REQUIREMENTS - Lift every line from the entries that includes the word "Paris".
# START OF DATASET ROWS
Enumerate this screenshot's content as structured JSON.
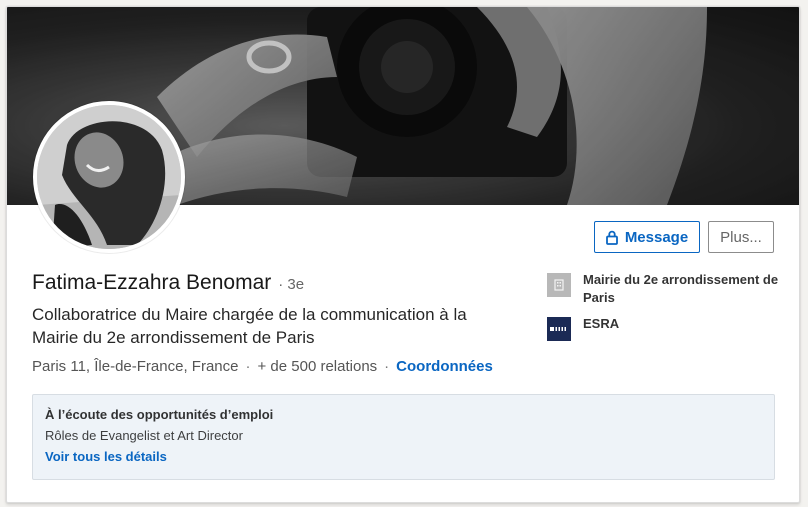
{
  "profile": {
    "name": "Fatima-Ezzahra Benomar",
    "degree": "· 3e",
    "headline": "Collaboratrice du Maire chargée de la communication à la Mairie du 2e arrondissement de Paris",
    "location": "Paris 11, Île-de-France, France",
    "connections": "+ de 500 relations",
    "contact_link": "Coordonnées"
  },
  "actions": {
    "message_label": "Message",
    "message_icon": "lock-icon",
    "more_label": "Plus..."
  },
  "organizations": [
    {
      "name": "Mairie du 2e arrondissement de Paris",
      "logo": "building-icon"
    },
    {
      "name": "ESRA",
      "logo": "esra-logo"
    }
  ],
  "opportunities": {
    "title": "À l’écoute des opportunités d’emploi",
    "roles": "Rôles de Evangelist et Art Director",
    "details_link": "Voir tous les détails"
  },
  "colors": {
    "accent": "#0a66c2",
    "panel_background": "#eef3f8",
    "esra_logo": "#1b2a55"
  }
}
# END OF DATASET ROWS
RESULT OF THIS EXERCISE -
    "headline": "Collaboratrice du Maire chargée de la communication à la Mairie du 2e arrondissement de Paris",
    "location": "Paris 11, Île-de-France, France",
      "name": "Mairie du 2e arrondissement de Paris",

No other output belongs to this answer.